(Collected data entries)
:::

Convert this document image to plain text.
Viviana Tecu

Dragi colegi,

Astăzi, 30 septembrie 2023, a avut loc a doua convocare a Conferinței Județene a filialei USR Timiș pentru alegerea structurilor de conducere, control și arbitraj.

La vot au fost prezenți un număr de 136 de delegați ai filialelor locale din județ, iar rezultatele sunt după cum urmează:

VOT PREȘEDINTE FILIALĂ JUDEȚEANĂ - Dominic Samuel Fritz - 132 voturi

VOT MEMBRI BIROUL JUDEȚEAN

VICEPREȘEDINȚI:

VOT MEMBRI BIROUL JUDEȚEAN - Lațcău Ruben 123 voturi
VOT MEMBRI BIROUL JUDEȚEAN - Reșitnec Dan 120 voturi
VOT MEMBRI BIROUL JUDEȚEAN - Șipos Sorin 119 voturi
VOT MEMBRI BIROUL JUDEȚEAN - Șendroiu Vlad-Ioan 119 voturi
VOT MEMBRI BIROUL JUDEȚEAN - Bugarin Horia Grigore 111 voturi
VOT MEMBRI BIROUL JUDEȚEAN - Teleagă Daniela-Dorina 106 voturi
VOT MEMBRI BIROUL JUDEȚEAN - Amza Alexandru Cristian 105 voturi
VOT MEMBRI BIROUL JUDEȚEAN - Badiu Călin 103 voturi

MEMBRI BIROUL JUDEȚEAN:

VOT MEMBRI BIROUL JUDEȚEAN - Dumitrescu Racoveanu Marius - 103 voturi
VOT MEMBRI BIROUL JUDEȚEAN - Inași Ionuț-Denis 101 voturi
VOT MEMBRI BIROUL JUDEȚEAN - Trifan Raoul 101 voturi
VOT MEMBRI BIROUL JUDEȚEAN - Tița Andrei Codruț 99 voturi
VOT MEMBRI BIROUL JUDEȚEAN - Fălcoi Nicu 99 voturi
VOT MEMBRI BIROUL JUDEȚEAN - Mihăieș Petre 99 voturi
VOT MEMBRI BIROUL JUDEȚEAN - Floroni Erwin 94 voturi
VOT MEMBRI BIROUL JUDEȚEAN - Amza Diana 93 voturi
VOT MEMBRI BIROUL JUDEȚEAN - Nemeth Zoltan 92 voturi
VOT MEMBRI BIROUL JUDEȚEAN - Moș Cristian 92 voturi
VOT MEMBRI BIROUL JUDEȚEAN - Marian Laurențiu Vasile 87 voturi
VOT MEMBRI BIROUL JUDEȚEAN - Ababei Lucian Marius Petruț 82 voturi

:::

## Directive
Look through the material above. Copy each line where the word "Amza" appears.

## Written answer
VOT MEMBRI BIROUL JUDEȚEAN - Amza Alexandru Cristian 105 voturi
VOT MEMBRI BIROUL JUDEȚEAN - Amza Diana 93 voturi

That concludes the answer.